__GIVEN INFORMATION__.
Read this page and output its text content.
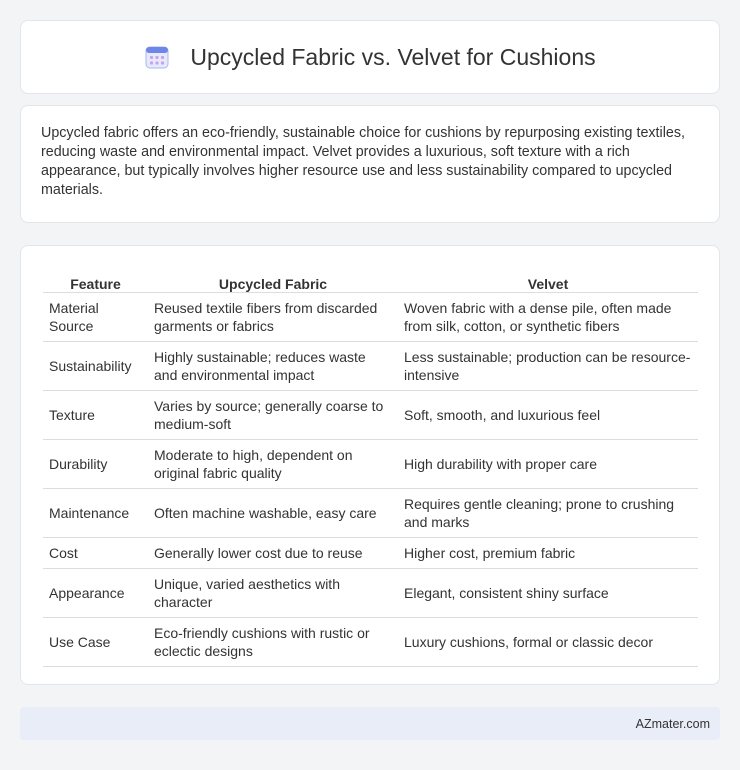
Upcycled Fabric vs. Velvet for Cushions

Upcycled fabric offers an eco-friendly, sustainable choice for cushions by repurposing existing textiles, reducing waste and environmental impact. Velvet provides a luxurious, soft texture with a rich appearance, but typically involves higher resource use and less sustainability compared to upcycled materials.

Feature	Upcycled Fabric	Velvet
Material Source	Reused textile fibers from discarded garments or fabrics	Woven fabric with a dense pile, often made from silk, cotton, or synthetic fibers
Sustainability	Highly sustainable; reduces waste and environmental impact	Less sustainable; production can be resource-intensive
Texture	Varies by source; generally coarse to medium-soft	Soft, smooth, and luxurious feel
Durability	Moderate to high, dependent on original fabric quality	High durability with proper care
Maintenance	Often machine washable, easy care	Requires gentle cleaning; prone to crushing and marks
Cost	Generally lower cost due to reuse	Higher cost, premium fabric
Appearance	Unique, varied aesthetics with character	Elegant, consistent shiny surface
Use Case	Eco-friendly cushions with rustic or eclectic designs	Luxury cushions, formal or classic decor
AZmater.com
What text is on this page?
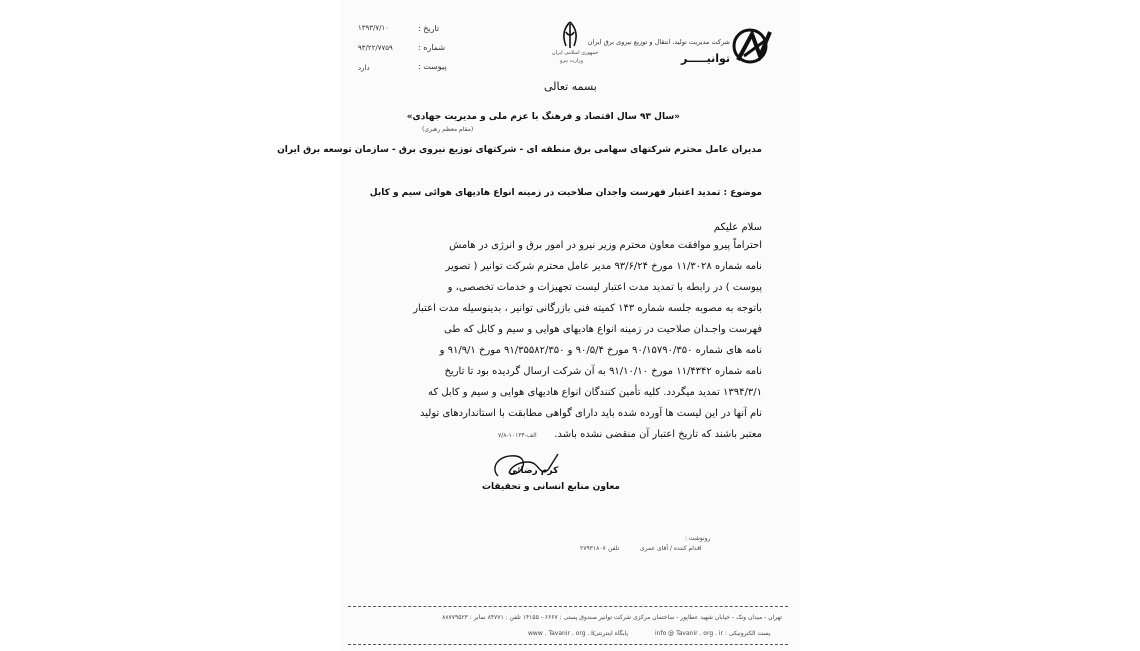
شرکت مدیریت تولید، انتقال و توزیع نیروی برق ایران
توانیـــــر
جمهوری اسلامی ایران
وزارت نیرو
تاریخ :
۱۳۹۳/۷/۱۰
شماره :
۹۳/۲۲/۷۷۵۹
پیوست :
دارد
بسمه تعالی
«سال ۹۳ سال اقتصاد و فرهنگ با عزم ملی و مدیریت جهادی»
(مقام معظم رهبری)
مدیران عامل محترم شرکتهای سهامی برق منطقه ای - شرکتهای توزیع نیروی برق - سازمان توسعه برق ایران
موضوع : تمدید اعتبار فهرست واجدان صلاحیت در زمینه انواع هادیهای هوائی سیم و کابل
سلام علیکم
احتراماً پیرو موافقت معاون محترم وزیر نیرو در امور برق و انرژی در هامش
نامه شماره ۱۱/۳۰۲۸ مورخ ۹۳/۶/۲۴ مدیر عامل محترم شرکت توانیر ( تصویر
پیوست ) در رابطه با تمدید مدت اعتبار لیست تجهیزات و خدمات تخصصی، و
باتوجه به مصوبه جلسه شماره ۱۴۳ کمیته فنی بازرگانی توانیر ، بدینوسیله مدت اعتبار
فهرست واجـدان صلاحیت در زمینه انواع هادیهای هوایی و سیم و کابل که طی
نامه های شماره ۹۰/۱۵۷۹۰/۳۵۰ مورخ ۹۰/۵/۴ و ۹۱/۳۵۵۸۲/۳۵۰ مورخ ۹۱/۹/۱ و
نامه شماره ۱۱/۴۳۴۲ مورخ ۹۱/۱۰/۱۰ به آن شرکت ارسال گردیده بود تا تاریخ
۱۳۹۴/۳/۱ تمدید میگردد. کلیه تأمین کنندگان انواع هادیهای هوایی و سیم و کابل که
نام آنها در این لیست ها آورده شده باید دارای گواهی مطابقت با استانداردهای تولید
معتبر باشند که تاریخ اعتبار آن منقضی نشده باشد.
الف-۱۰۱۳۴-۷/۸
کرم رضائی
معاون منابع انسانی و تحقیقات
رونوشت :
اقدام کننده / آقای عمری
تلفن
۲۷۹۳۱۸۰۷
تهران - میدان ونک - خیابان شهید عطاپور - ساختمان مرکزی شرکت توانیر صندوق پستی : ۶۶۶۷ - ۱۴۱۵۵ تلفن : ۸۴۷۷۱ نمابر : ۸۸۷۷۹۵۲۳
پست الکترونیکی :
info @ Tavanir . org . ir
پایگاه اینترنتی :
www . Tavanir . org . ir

__EXERCISE OBJECTIVE__. Copy the lines starting at the line that contains "What text is on this page?" and running to the final line of the entries, inclusive; omit all pictures.

__FINAL RESULT__.
What text is on this page?
شرکت مدیریت تولید، انتقال و توزیع نیروی برق ایران
توانیـــــر
جمهوری اسلامی ایران
وزارت نیرو
تاریخ :
۱۳۹۳/۷/۱۰
شماره :
۹۳/۲۲/۷۷۵۹
پیوست :
دارد
بسمه تعالی
«سال ۹۳ سال اقتصاد و فرهنگ با عزم ملی و مدیریت جهادی»
(مقام معظم رهبری)
مدیران عامل محترم شرکتهای سهامی برق منطقه ای - شرکتهای توزیع نیروی برق - سازمان توسعه برق ایران
موضوع : تمدید اعتبار فهرست واجدان صلاحیت در زمینه انواع هادیهای هوائی سیم و کابل
سلام علیکم
احتراماً پیرو موافقت معاون محترم وزیر نیرو در امور برق و انرژی در هامش
نامه شماره ۱۱/۳۰۲۸ مورخ ۹۳/۶/۲۴ مدیر عامل محترم شرکت توانیر ( تصویر
پیوست ) در رابطه با تمدید مدت اعتبار لیست تجهیزات و خدمات تخصصی، و
باتوجه به مصوبه جلسه شماره ۱۴۳ کمیته فنی بازرگانی توانیر ، بدینوسیله مدت اعتبار
فهرست واجـدان صلاحیت در زمینه انواع هادیهای هوایی و سیم و کابل که طی
نامه های شماره ۹۰/۱۵۷۹۰/۳۵۰ مورخ ۹۰/۵/۴ و ۹۱/۳۵۵۸۲/۳۵۰ مورخ ۹۱/۹/۱ و
نامه شماره ۱۱/۴۳۴۲ مورخ ۹۱/۱۰/۱۰ به آن شرکت ارسال گردیده بود تا تاریخ
۱۳۹۴/۳/۱ تمدید میگردد. کلیه تأمین کنندگان انواع هادیهای هوایی و سیم و کابل که
نام آنها در این لیست ها آورده شده باید دارای گواهی مطابقت با استانداردهای تولید
معتبر باشند که تاریخ اعتبار آن منقضی نشده باشد.
الف-۱۰۱۳۴-۷/۸
کرم رضائی
معاون منابع انسانی و تحقیقات
رونوشت :
اقدام کننده / آقای عمری
تلفن
۲۷۹۳۱۸۰۷
تهران - میدان ونک - خیابان شهید عطاپور - ساختمان مرکزی شرکت توانیر صندوق پستی : ۶۶۶۷ - ۱۴۱۵۵ تلفن : ۸۴۷۷۱ نمابر : ۸۸۷۷۹۵۲۳
پست الکترونیکی :
info @ Tavanir . org . ir
پایگاه اینترنتی :
www . Tavanir . org . ir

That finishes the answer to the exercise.